What is required: Set down every record once more, exactly as given.

start Material for this exercise

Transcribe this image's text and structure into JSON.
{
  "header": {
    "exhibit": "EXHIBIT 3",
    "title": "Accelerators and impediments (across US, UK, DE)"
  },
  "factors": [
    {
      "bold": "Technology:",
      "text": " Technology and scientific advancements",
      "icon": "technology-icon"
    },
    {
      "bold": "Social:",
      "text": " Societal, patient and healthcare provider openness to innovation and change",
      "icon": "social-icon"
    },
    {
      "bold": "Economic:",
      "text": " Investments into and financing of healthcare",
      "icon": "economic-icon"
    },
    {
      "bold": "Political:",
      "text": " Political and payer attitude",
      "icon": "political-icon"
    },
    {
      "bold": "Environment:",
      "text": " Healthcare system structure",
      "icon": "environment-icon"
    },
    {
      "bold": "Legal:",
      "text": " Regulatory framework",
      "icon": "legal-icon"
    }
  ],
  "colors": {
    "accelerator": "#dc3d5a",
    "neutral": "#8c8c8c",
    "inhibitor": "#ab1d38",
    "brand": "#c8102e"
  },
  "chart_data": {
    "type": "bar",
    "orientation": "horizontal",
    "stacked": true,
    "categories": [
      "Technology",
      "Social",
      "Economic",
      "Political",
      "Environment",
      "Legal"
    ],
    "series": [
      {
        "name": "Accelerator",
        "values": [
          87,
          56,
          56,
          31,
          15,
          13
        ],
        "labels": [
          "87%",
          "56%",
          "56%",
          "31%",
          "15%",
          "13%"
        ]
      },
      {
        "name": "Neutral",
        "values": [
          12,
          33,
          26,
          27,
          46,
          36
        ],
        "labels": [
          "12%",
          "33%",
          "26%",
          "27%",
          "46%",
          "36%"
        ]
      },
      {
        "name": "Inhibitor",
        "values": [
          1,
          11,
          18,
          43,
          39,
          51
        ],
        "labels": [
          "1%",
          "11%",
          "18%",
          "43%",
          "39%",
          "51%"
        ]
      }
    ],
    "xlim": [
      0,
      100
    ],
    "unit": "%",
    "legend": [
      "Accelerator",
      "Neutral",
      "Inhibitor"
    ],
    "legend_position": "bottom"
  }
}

end Material for this exercise

Complete output:
Transcribe this image's text and structure into JSON.
{
  "header": {
    "exhibit": "EXHIBIT 3",
    "title": "Accelerators and impediments (across US, UK, DE)"
  },
  "factors": [
    {
      "bold": "Technology:",
      "text": " Technology and scientific advancements",
      "icon": "technology-icon"
    },
    {
      "bold": "Social:",
      "text": " Societal, patient and healthcare provider openness to innovation and change",
      "icon": "social-icon"
    },
    {
      "bold": "Economic:",
      "text": " Investments into and financing of healthcare",
      "icon": "economic-icon"
    },
    {
      "bold": "Political:",
      "text": " Political and payer attitude",
      "icon": "political-icon"
    },
    {
      "bold": "Environment:",
      "text": " Healthcare system structure",
      "icon": "environment-icon"
    },
    {
      "bold": "Legal:",
      "text": " Regulatory framework",
      "icon": "legal-icon"
    }
  ],
  "colors": {
    "accelerator": "#dc3d5a",
    "neutral": "#8c8c8c",
    "inhibitor": "#ab1d38",
    "brand": "#c8102e"
  },
  "chart_data": {
    "type": "bar",
    "orientation": "horizontal",
    "stacked": true,
    "categories": [
      "Technology",
      "Social",
      "Economic",
      "Political",
      "Environment",
      "Legal"
    ],
    "series": [
      {
        "name": "Accelerator",
        "values": [
          87,
          56,
          56,
          31,
          15,
          13
        ],
        "labels": [
          "87%",
          "56%",
          "56%",
          "31%",
          "15%",
          "13%"
        ]
      },
      {
        "name": "Neutral",
        "values": [
          12,
          33,
          26,
          27,
          46,
          36
        ],
        "labels": [
          "12%",
          "33%",
          "26%",
          "27%",
          "46%",
          "36%"
        ]
      },
      {
        "name": "Inhibitor",
        "values": [
          1,
          11,
          18,
          43,
          39,
          51
        ],
        "labels": [
          "1%",
          "11%",
          "18%",
          "43%",
          "39%",
          "51%"
        ]
      }
    ],
    "xlim": [
      0,
      100
    ],
    "unit": "%",
    "legend": [
      "Accelerator",
      "Neutral",
      "Inhibitor"
    ],
    "legend_position": "bottom"
  }
}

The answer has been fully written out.